**EXERCISE OBJECTIVE**
Your task is to copy every record exactly.
########
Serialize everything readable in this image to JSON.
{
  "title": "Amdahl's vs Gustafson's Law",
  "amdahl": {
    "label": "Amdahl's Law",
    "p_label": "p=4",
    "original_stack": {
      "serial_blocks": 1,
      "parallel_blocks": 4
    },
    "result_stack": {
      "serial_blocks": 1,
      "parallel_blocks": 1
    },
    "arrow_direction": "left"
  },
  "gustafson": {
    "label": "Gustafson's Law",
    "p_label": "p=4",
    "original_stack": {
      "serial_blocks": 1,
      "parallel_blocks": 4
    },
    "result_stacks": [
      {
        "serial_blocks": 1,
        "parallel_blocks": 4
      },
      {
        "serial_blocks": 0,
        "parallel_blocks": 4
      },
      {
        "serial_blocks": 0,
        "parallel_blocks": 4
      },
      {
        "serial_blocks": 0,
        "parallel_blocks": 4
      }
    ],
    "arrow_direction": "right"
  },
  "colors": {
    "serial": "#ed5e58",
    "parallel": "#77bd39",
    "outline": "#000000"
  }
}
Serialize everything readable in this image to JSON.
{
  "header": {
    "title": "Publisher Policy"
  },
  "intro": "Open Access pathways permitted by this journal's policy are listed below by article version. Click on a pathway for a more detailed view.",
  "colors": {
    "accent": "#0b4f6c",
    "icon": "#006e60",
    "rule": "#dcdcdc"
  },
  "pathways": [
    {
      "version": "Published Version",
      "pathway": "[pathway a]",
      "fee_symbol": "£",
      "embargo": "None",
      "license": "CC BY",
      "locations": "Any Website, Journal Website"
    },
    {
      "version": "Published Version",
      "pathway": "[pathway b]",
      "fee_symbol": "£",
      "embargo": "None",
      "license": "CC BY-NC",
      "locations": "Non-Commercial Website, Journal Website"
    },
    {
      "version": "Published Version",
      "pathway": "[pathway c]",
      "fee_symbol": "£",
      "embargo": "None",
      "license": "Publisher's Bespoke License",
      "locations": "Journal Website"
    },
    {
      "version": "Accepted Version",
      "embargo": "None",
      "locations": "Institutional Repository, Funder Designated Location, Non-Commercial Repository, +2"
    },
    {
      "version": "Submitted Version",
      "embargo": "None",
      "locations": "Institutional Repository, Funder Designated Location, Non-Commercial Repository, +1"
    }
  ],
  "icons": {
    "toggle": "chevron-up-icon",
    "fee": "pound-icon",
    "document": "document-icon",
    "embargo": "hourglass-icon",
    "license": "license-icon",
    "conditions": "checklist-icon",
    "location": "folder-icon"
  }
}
########
**RESULT**
Serialize everything readable in this image to JSON.
{
  "title": "Amdahl's vs Gustafson's Law",
  "amdahl": {
    "label": "Amdahl's Law",
    "p_label": "p=4",
    "original_stack": {
      "serial_blocks": 1,
      "parallel_blocks": 4
    },
    "result_stack": {
      "serial_blocks": 1,
      "parallel_blocks": 1
    },
    "arrow_direction": "left"
  },
  "gustafson": {
    "label": "Gustafson's Law",
    "p_label": "p=4",
    "original_stack": {
      "serial_blocks": 1,
      "parallel_blocks": 4
    },
    "result_stacks": [
      {
        "serial_blocks": 1,
        "parallel_blocks": 4
      },
      {
        "serial_blocks": 0,
        "parallel_blocks": 4
      },
      {
        "serial_blocks": 0,
        "parallel_blocks": 4
      },
      {
        "serial_blocks": 0,
        "parallel_blocks": 4
      }
    ],
    "arrow_direction": "right"
  },
  "colors": {
    "serial": "#ed5e58",
    "parallel": "#77bd39",
    "outline": "#000000"
  }
}
Serialize everything readable in this image to JSON.
{
  "header": {
    "title": "Publisher Policy"
  },
  "intro": "Open Access pathways permitted by this journal's policy are listed below by article version. Click on a pathway for a more detailed view.",
  "colors": {
    "accent": "#0b4f6c",
    "icon": "#006e60",
    "rule": "#dcdcdc"
  },
  "pathways": [
    {
      "version": "Published Version",
      "pathway": "[pathway a]",
      "fee_symbol": "£",
      "embargo": "None",
      "license": "CC BY",
      "locations": "Any Website, Journal Website"
    },
    {
      "version": "Published Version",
      "pathway": "[pathway b]",
      "fee_symbol": "£",
      "embargo": "None",
      "license": "CC BY-NC",
      "locations": "Non-Commercial Website, Journal Website"
    },
    {
      "version": "Published Version",
      "pathway": "[pathway c]",
      "fee_symbol": "£",
      "embargo": "None",
      "license": "Publisher's Bespoke License",
      "locations": "Journal Website"
    },
    {
      "version": "Accepted Version",
      "embargo": "None",
      "locations": "Institutional Repository, Funder Designated Location, Non-Commercial Repository, +2"
    },
    {
      "version": "Submitted Version",
      "embargo": "None",
      "locations": "Institutional Repository, Funder Designated Location, Non-Commercial Repository, +1"
    }
  ],
  "icons": {
    "toggle": "chevron-up-icon",
    "fee": "pound-icon",
    "document": "document-icon",
    "embargo": "hourglass-icon",
    "license": "license-icon",
    "conditions": "checklist-icon",
    "location": "folder-icon"
  }
}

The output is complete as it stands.